-- start --

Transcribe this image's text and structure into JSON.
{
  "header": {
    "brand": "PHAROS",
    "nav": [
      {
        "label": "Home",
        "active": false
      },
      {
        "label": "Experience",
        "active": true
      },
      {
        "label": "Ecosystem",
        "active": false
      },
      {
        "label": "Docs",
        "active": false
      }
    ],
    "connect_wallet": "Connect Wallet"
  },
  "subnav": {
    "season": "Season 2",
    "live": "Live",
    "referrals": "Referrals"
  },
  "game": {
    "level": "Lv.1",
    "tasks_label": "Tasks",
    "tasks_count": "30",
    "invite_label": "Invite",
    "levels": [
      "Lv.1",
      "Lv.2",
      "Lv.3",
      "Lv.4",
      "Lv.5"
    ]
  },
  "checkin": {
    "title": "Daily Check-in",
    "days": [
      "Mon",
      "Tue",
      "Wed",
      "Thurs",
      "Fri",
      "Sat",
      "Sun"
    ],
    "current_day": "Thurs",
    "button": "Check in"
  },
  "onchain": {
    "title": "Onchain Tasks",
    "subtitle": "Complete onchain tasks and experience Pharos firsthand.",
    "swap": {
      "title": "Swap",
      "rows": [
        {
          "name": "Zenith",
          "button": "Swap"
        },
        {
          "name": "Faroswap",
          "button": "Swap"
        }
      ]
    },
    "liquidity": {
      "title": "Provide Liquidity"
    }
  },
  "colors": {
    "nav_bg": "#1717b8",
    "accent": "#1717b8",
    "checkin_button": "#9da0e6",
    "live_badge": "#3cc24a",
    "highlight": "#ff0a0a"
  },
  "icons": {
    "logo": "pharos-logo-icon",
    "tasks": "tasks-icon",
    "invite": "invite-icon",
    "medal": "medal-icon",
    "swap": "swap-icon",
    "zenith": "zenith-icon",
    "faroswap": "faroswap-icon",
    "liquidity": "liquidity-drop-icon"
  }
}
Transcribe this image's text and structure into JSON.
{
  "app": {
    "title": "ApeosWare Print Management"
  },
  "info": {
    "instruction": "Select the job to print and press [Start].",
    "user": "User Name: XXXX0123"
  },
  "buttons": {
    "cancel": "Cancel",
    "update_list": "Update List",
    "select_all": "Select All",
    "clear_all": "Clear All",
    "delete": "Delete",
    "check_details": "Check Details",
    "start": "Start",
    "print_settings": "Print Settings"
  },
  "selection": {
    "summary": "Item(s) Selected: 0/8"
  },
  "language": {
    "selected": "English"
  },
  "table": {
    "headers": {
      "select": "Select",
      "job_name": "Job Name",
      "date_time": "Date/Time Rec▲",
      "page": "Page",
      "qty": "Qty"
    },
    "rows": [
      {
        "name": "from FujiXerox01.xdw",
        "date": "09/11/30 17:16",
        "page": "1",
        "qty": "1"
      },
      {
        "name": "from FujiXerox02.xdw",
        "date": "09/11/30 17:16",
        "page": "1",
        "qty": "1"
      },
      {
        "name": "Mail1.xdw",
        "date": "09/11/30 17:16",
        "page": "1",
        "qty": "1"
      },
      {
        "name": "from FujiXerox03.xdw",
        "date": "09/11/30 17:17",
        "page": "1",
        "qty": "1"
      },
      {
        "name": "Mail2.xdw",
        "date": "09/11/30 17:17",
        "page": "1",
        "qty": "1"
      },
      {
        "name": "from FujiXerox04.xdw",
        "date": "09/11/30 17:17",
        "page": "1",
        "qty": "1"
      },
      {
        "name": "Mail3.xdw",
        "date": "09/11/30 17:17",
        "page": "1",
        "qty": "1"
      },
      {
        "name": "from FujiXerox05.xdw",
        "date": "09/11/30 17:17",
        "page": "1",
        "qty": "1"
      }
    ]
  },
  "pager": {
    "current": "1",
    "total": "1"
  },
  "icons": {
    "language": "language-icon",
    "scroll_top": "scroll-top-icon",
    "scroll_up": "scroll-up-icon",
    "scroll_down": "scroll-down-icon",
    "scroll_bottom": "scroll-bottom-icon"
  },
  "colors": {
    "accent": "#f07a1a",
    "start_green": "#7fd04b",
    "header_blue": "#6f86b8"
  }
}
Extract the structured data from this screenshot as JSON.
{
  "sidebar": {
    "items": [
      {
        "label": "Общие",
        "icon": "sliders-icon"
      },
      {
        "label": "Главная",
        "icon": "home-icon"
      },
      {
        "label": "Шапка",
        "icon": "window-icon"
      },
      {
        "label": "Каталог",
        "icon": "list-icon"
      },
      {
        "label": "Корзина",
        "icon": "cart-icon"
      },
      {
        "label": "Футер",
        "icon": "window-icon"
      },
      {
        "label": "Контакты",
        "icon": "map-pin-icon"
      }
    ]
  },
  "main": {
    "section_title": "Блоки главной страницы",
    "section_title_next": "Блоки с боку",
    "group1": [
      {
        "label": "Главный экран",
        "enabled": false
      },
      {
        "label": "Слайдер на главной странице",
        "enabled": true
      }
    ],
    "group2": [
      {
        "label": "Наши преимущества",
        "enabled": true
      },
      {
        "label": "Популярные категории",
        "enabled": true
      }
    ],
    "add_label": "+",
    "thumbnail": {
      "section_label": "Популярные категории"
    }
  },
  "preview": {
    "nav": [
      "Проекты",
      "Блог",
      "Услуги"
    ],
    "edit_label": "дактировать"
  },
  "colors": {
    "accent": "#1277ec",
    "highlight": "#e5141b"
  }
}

-- end --

▶ **WHAT YOU ARE ASKED TO DO**
Copy out all of the data exactly, leaving nothing out.

▶ **SOLUTION**
Transcribe this image's text and structure into JSON.
{
  "header": {
    "brand": "PHAROS",
    "nav": [
      {
        "label": "Home",
        "active": false
      },
      {
        "label": "Experience",
        "active": true
      },
      {
        "label": "Ecosystem",
        "active": false
      },
      {
        "label": "Docs",
        "active": false
      }
    ],
    "connect_wallet": "Connect Wallet"
  },
  "subnav": {
    "season": "Season 2",
    "live": "Live",
    "referrals": "Referrals"
  },
  "game": {
    "level": "Lv.1",
    "tasks_label": "Tasks",
    "tasks_count": "30",
    "invite_label": "Invite",
    "levels": [
      "Lv.1",
      "Lv.2",
      "Lv.3",
      "Lv.4",
      "Lv.5"
    ]
  },
  "checkin": {
    "title": "Daily Check-in",
    "days": [
      "Mon",
      "Tue",
      "Wed",
      "Thurs",
      "Fri",
      "Sat",
      "Sun"
    ],
    "current_day": "Thurs",
    "button": "Check in"
  },
  "onchain": {
    "title": "Onchain Tasks",
    "subtitle": "Complete onchain tasks and experience Pharos firsthand.",
    "swap": {
      "title": "Swap",
      "rows": [
        {
          "name": "Zenith",
          "button": "Swap"
        },
        {
          "name": "Faroswap",
          "button": "Swap"
        }
      ]
    },
    "liquidity": {
      "title": "Provide Liquidity"
    }
  },
  "colors": {
    "nav_bg": "#1717b8",
    "accent": "#1717b8",
    "checkin_button": "#9da0e6",
    "live_badge": "#3cc24a",
    "highlight": "#ff0a0a"
  },
  "icons": {
    "logo": "pharos-logo-icon",
    "tasks": "tasks-icon",
    "invite": "invite-icon",
    "medal": "medal-icon",
    "swap": "swap-icon",
    "zenith": "zenith-icon",
    "faroswap": "faroswap-icon",
    "liquidity": "liquidity-drop-icon"
  }
}
Transcribe this image's text and structure into JSON.
{
  "app": {
    "title": "ApeosWare Print Management"
  },
  "info": {
    "instruction": "Select the job to print and press [Start].",
    "user": "User Name: XXXX0123"
  },
  "buttons": {
    "cancel": "Cancel",
    "update_list": "Update List",
    "select_all": "Select All",
    "clear_all": "Clear All",
    "delete": "Delete",
    "check_details": "Check Details",
    "start": "Start",
    "print_settings": "Print Settings"
  },
  "selection": {
    "summary": "Item(s) Selected: 0/8"
  },
  "language": {
    "selected": "English"
  },
  "table": {
    "headers": {
      "select": "Select",
      "job_name": "Job Name",
      "date_time": "Date/Time Rec▲",
      "page": "Page",
      "qty": "Qty"
    },
    "rows": [
      {
        "name": "from FujiXerox01.xdw",
        "date": "09/11/30 17:16",
        "page": "1",
        "qty": "1"
      },
      {
        "name": "from FujiXerox02.xdw",
        "date": "09/11/30 17:16",
        "page": "1",
        "qty": "1"
      },
      {
        "name": "Mail1.xdw",
        "date": "09/11/30 17:16",
        "page": "1",
        "qty": "1"
      },
      {
        "name": "from FujiXerox03.xdw",
        "date": "09/11/30 17:17",
        "page": "1",
        "qty": "1"
      },
      {
        "name": "Mail2.xdw",
        "date": "09/11/30 17:17",
        "page": "1",
        "qty": "1"
      },
      {
        "name": "from FujiXerox04.xdw",
        "date": "09/11/30 17:17",
        "page": "1",
        "qty": "1"
      },
      {
        "name": "Mail3.xdw",
        "date": "09/11/30 17:17",
        "page": "1",
        "qty": "1"
      },
      {
        "name": "from FujiXerox05.xdw",
        "date": "09/11/30 17:17",
        "page": "1",
        "qty": "1"
      }
    ]
  },
  "pager": {
    "current": "1",
    "total": "1"
  },
  "icons": {
    "language": "language-icon",
    "scroll_top": "scroll-top-icon",
    "scroll_up": "scroll-up-icon",
    "scroll_down": "scroll-down-icon",
    "scroll_bottom": "scroll-bottom-icon"
  },
  "colors": {
    "accent": "#f07a1a",
    "start_green": "#7fd04b",
    "header_blue": "#6f86b8"
  }
}
Extract the structured data from this screenshot as JSON.
{
  "sidebar": {
    "items": [
      {
        "label": "Общие",
        "icon": "sliders-icon"
      },
      {
        "label": "Главная",
        "icon": "home-icon"
      },
      {
        "label": "Шапка",
        "icon": "window-icon"
      },
      {
        "label": "Каталог",
        "icon": "list-icon"
      },
      {
        "label": "Корзина",
        "icon": "cart-icon"
      },
      {
        "label": "Футер",
        "icon": "window-icon"
      },
      {
        "label": "Контакты",
        "icon": "map-pin-icon"
      }
    ]
  },
  "main": {
    "section_title": "Блоки главной страницы",
    "section_title_next": "Блоки с боку",
    "group1": [
      {
        "label": "Главный экран",
        "enabled": false
      },
      {
        "label": "Слайдер на главной странице",
        "enabled": true
      }
    ],
    "group2": [
      {
        "label": "Наши преимущества",
        "enabled": true
      },
      {
        "label": "Популярные категории",
        "enabled": true
      }
    ],
    "add_label": "+",
    "thumbnail": {
      "section_label": "Популярные категории"
    }
  },
  "preview": {
    "nav": [
      "Проекты",
      "Блог",
      "Услуги"
    ],
    "edit_label": "дактировать"
  },
  "colors": {
    "accent": "#1277ec",
    "highlight": "#e5141b"
  }
}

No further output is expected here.